(Aim): Omit every picture and write out the rest of the records exactly.

(Recorded data):
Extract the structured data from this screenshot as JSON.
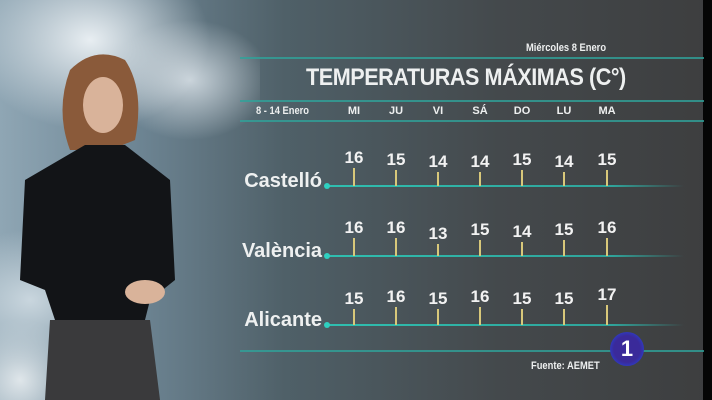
{
  "header": {
    "date": "Miércoles 8 Enero",
    "title": "TEMPERATURAS MÁXIMAS (C°)",
    "range": "8 - 14 Enero"
  },
  "days": [
    "MI",
    "JU",
    "VI",
    "SÁ",
    "DO",
    "LU",
    "MA"
  ],
  "rows": [
    {
      "city": "Castelló",
      "values": [
        16,
        15,
        14,
        14,
        15,
        14,
        15
      ]
    },
    {
      "city": "València",
      "values": [
        16,
        16,
        13,
        15,
        14,
        15,
        16
      ]
    },
    {
      "city": "Alicante",
      "values": [
        15,
        16,
        15,
        16,
        15,
        15,
        17
      ]
    }
  ],
  "footer": {
    "source": "Fuente: AEMET",
    "channel_logo": "1"
  },
  "colors": {
    "accent_line": "#2fa39a",
    "tick": "#d8c87a",
    "logo": "#3a2a9a"
  }
}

(Solution to this exercise):
Extract the structured data from this screenshot as JSON.
{
  "header": {
    "date": "Miércoles 8 Enero",
    "title": "TEMPERATURAS MÁXIMAS (C°)",
    "range": "8 - 14 Enero"
  },
  "days": [
    "MI",
    "JU",
    "VI",
    "SÁ",
    "DO",
    "LU",
    "MA"
  ],
  "rows": [
    {
      "city": "Castelló",
      "values": [
        16,
        15,
        14,
        14,
        15,
        14,
        15
      ]
    },
    {
      "city": "València",
      "values": [
        16,
        16,
        13,
        15,
        14,
        15,
        16
      ]
    },
    {
      "city": "Alicante",
      "values": [
        15,
        16,
        15,
        16,
        15,
        15,
        17
      ]
    }
  ],
  "footer": {
    "source": "Fuente: AEMET",
    "channel_logo": "1"
  },
  "colors": {
    "accent_line": "#2fa39a",
    "tick": "#d8c87a",
    "logo": "#3a2a9a"
  }
}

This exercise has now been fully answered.